RAW DATA:
:::::
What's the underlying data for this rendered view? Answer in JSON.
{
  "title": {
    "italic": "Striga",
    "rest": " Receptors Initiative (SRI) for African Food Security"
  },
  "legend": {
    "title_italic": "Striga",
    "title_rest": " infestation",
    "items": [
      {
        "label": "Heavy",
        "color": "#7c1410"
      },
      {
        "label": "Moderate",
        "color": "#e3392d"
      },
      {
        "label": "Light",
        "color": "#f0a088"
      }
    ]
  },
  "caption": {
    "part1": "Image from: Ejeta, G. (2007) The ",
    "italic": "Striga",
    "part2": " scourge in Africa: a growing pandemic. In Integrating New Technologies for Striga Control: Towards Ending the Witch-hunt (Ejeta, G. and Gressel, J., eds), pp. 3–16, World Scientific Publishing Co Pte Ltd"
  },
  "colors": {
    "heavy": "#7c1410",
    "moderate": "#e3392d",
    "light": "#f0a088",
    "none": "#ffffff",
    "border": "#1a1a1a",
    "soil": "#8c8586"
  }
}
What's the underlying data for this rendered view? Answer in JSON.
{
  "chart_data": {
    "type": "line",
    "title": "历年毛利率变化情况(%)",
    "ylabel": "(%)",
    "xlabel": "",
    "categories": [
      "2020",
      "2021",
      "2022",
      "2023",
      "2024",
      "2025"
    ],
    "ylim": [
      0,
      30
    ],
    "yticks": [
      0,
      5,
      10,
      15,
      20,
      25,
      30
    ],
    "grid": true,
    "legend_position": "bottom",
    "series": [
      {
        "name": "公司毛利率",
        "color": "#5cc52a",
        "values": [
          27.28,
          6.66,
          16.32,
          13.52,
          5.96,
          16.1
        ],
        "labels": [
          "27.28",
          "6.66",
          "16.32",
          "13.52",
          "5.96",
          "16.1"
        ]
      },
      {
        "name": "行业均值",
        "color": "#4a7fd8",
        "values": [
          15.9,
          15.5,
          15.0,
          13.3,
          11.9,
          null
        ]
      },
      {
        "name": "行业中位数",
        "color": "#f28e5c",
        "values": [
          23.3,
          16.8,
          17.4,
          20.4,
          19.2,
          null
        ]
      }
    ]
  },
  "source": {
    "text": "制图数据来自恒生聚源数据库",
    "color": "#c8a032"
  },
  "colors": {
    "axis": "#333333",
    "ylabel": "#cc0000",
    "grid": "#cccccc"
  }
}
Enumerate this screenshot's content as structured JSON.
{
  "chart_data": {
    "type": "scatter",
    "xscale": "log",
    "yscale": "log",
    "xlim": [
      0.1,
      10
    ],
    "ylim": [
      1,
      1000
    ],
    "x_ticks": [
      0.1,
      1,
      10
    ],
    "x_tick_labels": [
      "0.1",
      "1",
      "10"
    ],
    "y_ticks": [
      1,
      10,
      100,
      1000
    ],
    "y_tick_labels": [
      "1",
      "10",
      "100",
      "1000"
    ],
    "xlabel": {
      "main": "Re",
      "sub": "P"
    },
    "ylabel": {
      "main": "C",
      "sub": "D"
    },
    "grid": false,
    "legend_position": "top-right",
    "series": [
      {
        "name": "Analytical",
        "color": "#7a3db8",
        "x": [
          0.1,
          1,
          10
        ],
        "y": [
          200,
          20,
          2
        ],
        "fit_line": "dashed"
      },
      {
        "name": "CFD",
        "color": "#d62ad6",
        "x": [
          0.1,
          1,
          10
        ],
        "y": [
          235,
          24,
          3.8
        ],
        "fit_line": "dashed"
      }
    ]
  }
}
:::::
REQUEST:
Can you give every line above again, exactly as written?

RESULT FOR THIS EXERCISE:
What's the underlying data for this rendered view? Answer in JSON.
{
  "title": {
    "italic": "Striga",
    "rest": " Receptors Initiative (SRI) for African Food Security"
  },
  "legend": {
    "title_italic": "Striga",
    "title_rest": " infestation",
    "items": [
      {
        "label": "Heavy",
        "color": "#7c1410"
      },
      {
        "label": "Moderate",
        "color": "#e3392d"
      },
      {
        "label": "Light",
        "color": "#f0a088"
      }
    ]
  },
  "caption": {
    "part1": "Image from: Ejeta, G. (2007) The ",
    "italic": "Striga",
    "part2": " scourge in Africa: a growing pandemic. In Integrating New Technologies for Striga Control: Towards Ending the Witch-hunt (Ejeta, G. and Gressel, J., eds), pp. 3–16, World Scientific Publishing Co Pte Ltd"
  },
  "colors": {
    "heavy": "#7c1410",
    "moderate": "#e3392d",
    "light": "#f0a088",
    "none": "#ffffff",
    "border": "#1a1a1a",
    "soil": "#8c8586"
  }
}
What's the underlying data for this rendered view? Answer in JSON.
{
  "chart_data": {
    "type": "line",
    "title": "历年毛利率变化情况(%)",
    "ylabel": "(%)",
    "xlabel": "",
    "categories": [
      "2020",
      "2021",
      "2022",
      "2023",
      "2024",
      "2025"
    ],
    "ylim": [
      0,
      30
    ],
    "yticks": [
      0,
      5,
      10,
      15,
      20,
      25,
      30
    ],
    "grid": true,
    "legend_position": "bottom",
    "series": [
      {
        "name": "公司毛利率",
        "color": "#5cc52a",
        "values": [
          27.28,
          6.66,
          16.32,
          13.52,
          5.96,
          16.1
        ],
        "labels": [
          "27.28",
          "6.66",
          "16.32",
          "13.52",
          "5.96",
          "16.1"
        ]
      },
      {
        "name": "行业均值",
        "color": "#4a7fd8",
        "values": [
          15.9,
          15.5,
          15.0,
          13.3,
          11.9,
          null
        ]
      },
      {
        "name": "行业中位数",
        "color": "#f28e5c",
        "values": [
          23.3,
          16.8,
          17.4,
          20.4,
          19.2,
          null
        ]
      }
    ]
  },
  "source": {
    "text": "制图数据来自恒生聚源数据库",
    "color": "#c8a032"
  },
  "colors": {
    "axis": "#333333",
    "ylabel": "#cc0000",
    "grid": "#cccccc"
  }
}
Enumerate this screenshot's content as structured JSON.
{
  "chart_data": {
    "type": "scatter",
    "xscale": "log",
    "yscale": "log",
    "xlim": [
      0.1,
      10
    ],
    "ylim": [
      1,
      1000
    ],
    "x_ticks": [
      0.1,
      1,
      10
    ],
    "x_tick_labels": [
      "0.1",
      "1",
      "10"
    ],
    "y_ticks": [
      1,
      10,
      100,
      1000
    ],
    "y_tick_labels": [
      "1",
      "10",
      "100",
      "1000"
    ],
    "xlabel": {
      "main": "Re",
      "sub": "P"
    },
    "ylabel": {
      "main": "C",
      "sub": "D"
    },
    "grid": false,
    "legend_position": "top-right",
    "series": [
      {
        "name": "Analytical",
        "color": "#7a3db8",
        "x": [
          0.1,
          1,
          10
        ],
        "y": [
          200,
          20,
          2
        ],
        "fit_line": "dashed"
      },
      {
        "name": "CFD",
        "color": "#d62ad6",
        "x": [
          0.1,
          1,
          10
        ],
        "y": [
          235,
          24,
          3.8
        ],
        "fit_line": "dashed"
      }
    ]
  }
}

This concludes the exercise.